Entries from a dataset ▸

━━━━━━━━━━

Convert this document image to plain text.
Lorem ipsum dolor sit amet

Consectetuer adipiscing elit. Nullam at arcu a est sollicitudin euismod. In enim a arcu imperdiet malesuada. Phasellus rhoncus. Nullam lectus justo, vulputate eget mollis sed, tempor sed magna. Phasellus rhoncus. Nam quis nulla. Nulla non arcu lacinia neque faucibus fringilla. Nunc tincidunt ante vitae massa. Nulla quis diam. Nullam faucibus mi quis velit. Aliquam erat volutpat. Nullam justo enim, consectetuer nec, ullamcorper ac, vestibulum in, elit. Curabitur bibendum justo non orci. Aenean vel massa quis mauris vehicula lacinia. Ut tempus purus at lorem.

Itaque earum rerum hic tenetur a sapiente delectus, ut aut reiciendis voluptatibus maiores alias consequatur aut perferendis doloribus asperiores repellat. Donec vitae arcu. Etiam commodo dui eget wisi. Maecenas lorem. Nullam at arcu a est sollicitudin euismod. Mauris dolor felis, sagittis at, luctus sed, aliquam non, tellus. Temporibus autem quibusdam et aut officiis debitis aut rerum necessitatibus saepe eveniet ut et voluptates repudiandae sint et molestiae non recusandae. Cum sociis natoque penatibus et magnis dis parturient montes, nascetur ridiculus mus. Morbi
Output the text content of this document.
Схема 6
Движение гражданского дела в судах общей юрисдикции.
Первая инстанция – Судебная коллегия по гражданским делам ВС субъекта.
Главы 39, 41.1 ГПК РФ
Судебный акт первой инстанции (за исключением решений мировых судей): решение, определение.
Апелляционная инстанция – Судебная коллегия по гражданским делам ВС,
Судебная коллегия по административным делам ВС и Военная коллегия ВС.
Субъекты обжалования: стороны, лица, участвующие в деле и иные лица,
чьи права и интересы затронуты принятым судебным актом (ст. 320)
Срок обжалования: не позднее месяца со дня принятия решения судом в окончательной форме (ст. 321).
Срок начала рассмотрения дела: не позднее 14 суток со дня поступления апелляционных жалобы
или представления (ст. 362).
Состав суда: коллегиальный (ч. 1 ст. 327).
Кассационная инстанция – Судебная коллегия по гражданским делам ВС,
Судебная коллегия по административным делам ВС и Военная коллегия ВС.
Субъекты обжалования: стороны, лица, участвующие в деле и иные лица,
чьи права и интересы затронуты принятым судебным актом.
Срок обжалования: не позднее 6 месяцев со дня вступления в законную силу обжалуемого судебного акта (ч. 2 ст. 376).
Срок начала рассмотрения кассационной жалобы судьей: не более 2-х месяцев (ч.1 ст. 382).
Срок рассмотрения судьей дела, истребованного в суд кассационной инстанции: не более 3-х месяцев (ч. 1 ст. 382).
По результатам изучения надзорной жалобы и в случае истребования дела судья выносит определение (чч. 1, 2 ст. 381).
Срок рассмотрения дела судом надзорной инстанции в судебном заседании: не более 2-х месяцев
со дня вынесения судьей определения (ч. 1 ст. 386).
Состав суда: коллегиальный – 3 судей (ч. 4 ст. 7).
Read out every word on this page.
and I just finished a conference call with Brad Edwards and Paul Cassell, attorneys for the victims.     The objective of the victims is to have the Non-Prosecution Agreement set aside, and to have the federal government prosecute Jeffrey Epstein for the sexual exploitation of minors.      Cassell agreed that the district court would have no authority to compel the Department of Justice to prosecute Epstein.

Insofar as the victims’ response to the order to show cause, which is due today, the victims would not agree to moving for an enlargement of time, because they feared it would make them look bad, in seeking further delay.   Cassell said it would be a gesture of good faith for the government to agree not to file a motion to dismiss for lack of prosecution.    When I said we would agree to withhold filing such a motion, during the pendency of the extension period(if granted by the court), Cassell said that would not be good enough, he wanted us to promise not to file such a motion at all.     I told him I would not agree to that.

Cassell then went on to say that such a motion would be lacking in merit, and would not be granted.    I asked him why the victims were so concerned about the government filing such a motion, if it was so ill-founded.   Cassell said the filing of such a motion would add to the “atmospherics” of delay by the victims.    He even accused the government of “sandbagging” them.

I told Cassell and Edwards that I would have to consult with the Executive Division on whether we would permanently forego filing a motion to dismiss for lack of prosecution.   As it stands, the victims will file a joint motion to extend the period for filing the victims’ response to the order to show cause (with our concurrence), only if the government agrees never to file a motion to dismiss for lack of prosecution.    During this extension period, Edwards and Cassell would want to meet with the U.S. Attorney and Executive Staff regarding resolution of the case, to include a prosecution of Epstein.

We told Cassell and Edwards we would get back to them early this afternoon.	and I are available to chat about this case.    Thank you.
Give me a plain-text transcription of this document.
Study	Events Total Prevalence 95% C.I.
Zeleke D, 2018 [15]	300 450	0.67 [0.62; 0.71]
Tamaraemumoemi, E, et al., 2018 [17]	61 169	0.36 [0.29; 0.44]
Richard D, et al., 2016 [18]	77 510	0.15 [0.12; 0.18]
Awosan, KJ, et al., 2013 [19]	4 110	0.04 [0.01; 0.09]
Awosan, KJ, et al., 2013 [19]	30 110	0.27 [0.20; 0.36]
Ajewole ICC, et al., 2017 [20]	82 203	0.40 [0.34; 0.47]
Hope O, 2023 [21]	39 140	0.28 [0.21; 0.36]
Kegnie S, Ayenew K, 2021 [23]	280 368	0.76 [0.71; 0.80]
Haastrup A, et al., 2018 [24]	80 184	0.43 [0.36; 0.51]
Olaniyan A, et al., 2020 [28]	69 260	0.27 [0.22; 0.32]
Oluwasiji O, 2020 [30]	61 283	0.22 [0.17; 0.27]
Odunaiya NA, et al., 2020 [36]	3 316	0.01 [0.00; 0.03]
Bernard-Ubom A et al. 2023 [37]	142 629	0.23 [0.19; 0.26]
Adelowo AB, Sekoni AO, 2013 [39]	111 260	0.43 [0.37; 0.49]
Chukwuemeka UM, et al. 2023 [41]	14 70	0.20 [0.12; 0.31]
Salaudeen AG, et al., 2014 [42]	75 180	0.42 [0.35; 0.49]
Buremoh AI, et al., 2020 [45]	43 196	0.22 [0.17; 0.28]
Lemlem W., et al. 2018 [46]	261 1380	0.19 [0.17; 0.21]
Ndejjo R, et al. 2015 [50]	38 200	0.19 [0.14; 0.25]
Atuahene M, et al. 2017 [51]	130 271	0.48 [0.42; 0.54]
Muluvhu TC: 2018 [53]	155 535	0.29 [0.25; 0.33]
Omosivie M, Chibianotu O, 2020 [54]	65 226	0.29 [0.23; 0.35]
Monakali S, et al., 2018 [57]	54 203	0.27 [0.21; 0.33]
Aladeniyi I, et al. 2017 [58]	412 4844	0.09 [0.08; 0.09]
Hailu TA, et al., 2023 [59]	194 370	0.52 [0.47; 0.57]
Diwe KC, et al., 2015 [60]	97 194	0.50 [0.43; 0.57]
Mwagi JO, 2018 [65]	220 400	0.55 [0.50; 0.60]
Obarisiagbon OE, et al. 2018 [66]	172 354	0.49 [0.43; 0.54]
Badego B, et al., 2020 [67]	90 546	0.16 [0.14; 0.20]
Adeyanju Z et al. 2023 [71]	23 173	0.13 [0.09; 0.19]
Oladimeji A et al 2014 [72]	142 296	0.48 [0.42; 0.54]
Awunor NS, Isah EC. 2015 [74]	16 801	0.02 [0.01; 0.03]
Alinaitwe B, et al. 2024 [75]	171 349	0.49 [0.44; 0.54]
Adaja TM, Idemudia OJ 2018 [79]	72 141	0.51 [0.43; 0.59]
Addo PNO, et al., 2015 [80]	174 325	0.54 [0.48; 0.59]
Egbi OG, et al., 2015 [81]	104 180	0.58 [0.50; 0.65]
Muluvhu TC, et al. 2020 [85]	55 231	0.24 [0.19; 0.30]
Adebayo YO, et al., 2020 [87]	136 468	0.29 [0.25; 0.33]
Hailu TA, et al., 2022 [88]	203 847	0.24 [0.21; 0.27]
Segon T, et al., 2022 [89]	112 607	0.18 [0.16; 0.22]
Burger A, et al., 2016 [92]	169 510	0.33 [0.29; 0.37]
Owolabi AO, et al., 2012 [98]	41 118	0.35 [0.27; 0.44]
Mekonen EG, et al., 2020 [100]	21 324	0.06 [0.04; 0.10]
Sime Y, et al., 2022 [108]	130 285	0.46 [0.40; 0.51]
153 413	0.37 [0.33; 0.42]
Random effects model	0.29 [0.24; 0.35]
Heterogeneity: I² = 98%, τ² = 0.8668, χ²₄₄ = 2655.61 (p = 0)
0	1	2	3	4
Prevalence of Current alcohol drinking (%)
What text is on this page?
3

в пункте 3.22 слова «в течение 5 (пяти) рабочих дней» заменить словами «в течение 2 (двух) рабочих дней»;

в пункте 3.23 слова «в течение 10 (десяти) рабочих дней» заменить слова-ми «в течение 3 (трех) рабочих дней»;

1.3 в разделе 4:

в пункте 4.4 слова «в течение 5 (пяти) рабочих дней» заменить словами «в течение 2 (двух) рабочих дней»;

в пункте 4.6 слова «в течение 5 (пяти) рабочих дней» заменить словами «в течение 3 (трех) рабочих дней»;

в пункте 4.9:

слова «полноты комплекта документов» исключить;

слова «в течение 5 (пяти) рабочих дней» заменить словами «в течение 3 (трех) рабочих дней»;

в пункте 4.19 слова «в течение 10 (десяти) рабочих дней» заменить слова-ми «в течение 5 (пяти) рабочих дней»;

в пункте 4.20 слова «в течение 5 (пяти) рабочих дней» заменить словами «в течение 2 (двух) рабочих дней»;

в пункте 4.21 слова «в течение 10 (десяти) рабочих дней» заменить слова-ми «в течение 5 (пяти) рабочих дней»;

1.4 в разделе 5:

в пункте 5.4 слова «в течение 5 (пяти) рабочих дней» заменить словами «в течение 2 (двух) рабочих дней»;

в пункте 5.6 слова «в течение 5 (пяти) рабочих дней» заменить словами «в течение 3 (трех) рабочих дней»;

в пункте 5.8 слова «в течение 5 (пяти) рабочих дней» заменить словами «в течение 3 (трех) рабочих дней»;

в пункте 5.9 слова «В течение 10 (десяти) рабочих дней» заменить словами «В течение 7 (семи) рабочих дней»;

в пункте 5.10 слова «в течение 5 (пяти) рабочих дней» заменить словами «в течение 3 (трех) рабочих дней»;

━━━━━━━━━━

Take the line in which "What text is on this page?" occurs and each subsequent line through the end; give these lines again without alteration.

SOLUTION TO THIS PROBLEM ▸
What text is on this page?
3

в пункте 3.22 слова «в течение 5 (пяти) рабочих дней» заменить словами «в течение 2 (двух) рабочих дней»;

в пункте 3.23 слова «в течение 10 (десяти) рабочих дней» заменить слова-ми «в течение 3 (трех) рабочих дней»;

1.3 в разделе 4:

в пункте 4.4 слова «в течение 5 (пяти) рабочих дней» заменить словами «в течение 2 (двух) рабочих дней»;

в пункте 4.6 слова «в течение 5 (пяти) рабочих дней» заменить словами «в течение 3 (трех) рабочих дней»;

в пункте 4.9:

слова «полноты комплекта документов» исключить;

слова «в течение 5 (пяти) рабочих дней» заменить словами «в течение 3 (трех) рабочих дней»;

в пункте 4.19 слова «в течение 10 (десяти) рабочих дней» заменить слова-ми «в течение 5 (пяти) рабочих дней»;

в пункте 4.20 слова «в течение 5 (пяти) рабочих дней» заменить словами «в течение 2 (двух) рабочих дней»;

в пункте 4.21 слова «в течение 10 (десяти) рабочих дней» заменить слова-ми «в течение 5 (пяти) рабочих дней»;

1.4 в разделе 5:

в пункте 5.4 слова «в течение 5 (пяти) рабочих дней» заменить словами «в течение 2 (двух) рабочих дней»;

в пункте 5.6 слова «в течение 5 (пяти) рабочих дней» заменить словами «в течение 3 (трех) рабочих дней»;

в пункте 5.8 слова «в течение 5 (пяти) рабочих дней» заменить словами «в течение 3 (трех) рабочих дней»;

в пункте 5.9 слова «В течение 10 (десяти) рабочих дней» заменить словами «В течение 7 (семи) рабочих дней»;

в пункте 5.10 слова «в течение 5 (пяти) рабочих дней» заменить словами «в течение 3 (трех) рабочих дней»;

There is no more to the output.